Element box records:
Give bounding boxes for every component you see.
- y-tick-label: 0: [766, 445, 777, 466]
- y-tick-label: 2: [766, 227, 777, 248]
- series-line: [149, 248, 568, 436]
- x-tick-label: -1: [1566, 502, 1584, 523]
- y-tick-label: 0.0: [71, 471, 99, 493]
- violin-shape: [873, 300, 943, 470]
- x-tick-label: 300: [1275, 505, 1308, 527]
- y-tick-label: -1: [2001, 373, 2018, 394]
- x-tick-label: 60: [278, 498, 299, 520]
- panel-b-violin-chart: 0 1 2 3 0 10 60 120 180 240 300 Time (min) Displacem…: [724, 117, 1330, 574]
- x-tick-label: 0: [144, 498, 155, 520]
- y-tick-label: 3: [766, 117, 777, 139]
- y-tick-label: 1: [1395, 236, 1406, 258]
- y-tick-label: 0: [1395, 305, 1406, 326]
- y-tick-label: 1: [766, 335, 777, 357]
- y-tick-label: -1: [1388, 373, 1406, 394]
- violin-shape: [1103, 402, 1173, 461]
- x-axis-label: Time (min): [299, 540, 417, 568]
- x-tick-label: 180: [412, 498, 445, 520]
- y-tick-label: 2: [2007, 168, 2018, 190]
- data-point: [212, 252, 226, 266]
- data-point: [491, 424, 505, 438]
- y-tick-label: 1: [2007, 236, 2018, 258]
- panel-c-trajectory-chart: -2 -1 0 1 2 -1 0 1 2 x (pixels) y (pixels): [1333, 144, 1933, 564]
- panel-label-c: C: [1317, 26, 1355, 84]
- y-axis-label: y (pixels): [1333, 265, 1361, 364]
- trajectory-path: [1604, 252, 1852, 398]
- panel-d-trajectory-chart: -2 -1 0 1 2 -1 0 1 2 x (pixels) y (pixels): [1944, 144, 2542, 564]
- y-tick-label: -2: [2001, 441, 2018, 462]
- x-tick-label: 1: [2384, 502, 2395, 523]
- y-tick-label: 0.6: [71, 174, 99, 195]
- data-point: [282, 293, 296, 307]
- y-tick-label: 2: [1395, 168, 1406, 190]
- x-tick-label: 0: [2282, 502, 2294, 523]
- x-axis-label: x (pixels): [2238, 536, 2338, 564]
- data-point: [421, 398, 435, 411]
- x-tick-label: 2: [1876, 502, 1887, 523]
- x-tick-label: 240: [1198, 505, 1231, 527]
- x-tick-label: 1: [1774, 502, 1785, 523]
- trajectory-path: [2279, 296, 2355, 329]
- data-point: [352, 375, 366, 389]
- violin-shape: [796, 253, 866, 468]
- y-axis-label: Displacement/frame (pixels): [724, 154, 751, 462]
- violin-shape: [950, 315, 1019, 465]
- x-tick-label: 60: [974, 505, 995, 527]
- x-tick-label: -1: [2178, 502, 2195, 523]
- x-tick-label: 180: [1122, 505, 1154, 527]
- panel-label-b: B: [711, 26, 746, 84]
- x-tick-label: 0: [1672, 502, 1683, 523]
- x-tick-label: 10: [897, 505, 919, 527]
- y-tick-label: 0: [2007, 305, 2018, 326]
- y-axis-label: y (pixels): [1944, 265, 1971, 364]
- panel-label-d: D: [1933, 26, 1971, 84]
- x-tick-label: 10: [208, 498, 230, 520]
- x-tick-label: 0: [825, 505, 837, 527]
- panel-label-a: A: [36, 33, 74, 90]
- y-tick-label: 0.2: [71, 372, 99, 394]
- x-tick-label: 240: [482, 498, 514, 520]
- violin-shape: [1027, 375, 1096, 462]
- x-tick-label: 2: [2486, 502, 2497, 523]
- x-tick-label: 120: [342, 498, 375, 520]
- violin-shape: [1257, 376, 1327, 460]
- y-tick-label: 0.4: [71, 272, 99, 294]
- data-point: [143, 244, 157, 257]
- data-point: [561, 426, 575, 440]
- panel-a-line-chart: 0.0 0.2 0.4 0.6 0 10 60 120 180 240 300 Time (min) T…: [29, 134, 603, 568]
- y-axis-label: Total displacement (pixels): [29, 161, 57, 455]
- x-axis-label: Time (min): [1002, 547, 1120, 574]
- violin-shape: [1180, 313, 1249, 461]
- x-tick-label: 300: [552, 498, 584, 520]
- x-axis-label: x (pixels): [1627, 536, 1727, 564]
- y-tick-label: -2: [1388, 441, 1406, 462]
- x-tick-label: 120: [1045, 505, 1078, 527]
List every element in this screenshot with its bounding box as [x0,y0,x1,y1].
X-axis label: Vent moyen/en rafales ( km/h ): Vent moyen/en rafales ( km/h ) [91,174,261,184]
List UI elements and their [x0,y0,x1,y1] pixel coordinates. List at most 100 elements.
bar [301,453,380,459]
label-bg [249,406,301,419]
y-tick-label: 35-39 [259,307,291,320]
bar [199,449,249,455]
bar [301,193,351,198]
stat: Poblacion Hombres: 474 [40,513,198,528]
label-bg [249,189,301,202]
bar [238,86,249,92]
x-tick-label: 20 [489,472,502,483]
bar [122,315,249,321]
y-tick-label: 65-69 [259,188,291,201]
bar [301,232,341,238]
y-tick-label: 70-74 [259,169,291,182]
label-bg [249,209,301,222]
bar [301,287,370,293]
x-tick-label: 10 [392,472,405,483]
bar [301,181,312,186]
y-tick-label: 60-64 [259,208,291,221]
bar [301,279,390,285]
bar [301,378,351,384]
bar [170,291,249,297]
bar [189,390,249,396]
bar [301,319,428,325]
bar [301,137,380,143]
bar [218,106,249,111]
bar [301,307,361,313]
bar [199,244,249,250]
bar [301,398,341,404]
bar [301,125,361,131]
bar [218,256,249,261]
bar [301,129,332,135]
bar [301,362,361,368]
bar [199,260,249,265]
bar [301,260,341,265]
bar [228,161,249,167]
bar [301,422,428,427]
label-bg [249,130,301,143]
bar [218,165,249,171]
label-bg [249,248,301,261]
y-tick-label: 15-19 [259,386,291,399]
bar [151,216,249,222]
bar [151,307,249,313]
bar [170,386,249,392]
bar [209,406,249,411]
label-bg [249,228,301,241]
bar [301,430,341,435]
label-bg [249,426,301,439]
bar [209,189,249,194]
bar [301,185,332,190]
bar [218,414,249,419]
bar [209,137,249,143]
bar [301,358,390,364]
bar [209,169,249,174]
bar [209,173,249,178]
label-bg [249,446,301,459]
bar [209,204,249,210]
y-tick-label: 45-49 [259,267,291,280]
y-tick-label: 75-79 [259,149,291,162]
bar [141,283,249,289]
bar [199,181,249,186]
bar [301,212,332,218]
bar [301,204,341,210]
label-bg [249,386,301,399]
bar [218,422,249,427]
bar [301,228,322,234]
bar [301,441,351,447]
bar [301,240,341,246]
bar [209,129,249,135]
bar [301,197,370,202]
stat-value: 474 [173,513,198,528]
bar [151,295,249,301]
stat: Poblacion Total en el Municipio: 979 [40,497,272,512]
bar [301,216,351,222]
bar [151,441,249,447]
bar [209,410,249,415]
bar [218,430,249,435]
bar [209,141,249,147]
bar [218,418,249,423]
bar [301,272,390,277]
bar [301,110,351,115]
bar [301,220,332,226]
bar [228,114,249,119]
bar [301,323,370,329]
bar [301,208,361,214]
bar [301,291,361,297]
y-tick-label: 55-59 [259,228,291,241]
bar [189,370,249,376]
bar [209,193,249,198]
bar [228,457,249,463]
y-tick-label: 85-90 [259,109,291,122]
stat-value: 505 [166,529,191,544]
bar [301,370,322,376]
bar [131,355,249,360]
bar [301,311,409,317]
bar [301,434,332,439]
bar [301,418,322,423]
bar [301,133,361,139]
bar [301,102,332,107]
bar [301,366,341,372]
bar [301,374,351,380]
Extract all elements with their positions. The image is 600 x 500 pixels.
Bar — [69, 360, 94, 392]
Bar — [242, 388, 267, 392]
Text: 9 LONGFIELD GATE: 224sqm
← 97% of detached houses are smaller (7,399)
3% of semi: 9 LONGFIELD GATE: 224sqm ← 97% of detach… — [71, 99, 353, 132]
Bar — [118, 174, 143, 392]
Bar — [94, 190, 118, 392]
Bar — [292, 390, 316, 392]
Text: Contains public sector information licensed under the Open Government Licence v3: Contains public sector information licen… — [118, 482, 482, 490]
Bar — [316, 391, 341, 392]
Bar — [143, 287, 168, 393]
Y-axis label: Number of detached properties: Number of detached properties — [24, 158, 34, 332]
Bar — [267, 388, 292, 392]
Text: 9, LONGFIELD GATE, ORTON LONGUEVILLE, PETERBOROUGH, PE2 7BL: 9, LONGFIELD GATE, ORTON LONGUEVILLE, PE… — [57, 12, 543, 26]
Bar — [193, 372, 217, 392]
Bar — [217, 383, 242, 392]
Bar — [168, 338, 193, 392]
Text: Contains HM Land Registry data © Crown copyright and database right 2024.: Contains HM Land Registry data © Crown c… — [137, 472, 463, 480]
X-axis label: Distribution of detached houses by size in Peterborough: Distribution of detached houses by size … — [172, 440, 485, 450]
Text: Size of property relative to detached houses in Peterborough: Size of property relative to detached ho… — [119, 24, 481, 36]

> **Exercise instructions**: Render everything from the start of the records down to the line containing "- y-tick-label: -1: [2001, 373, 2018, 394]", inclusive, as a numbered list, leaving out blank lines.

> **Final result**:
1. Give bounding boxes for every component you see.
2. - y-tick-label: 0: [766, 445, 777, 466]
3. - y-tick-label: 2: [766, 227, 777, 248]
4. - series-line: [149, 248, 568, 436]
5. - x-tick-label: -1: [1566, 502, 1584, 523]
6. - y-tick-label: 0.0: [71, 471, 99, 493]
7. - violin-shape: [873, 300, 943, 470]
8. - x-tick-label: 300: [1275, 505, 1308, 527]
9. - y-tick-label: -1: [2001, 373, 2018, 394]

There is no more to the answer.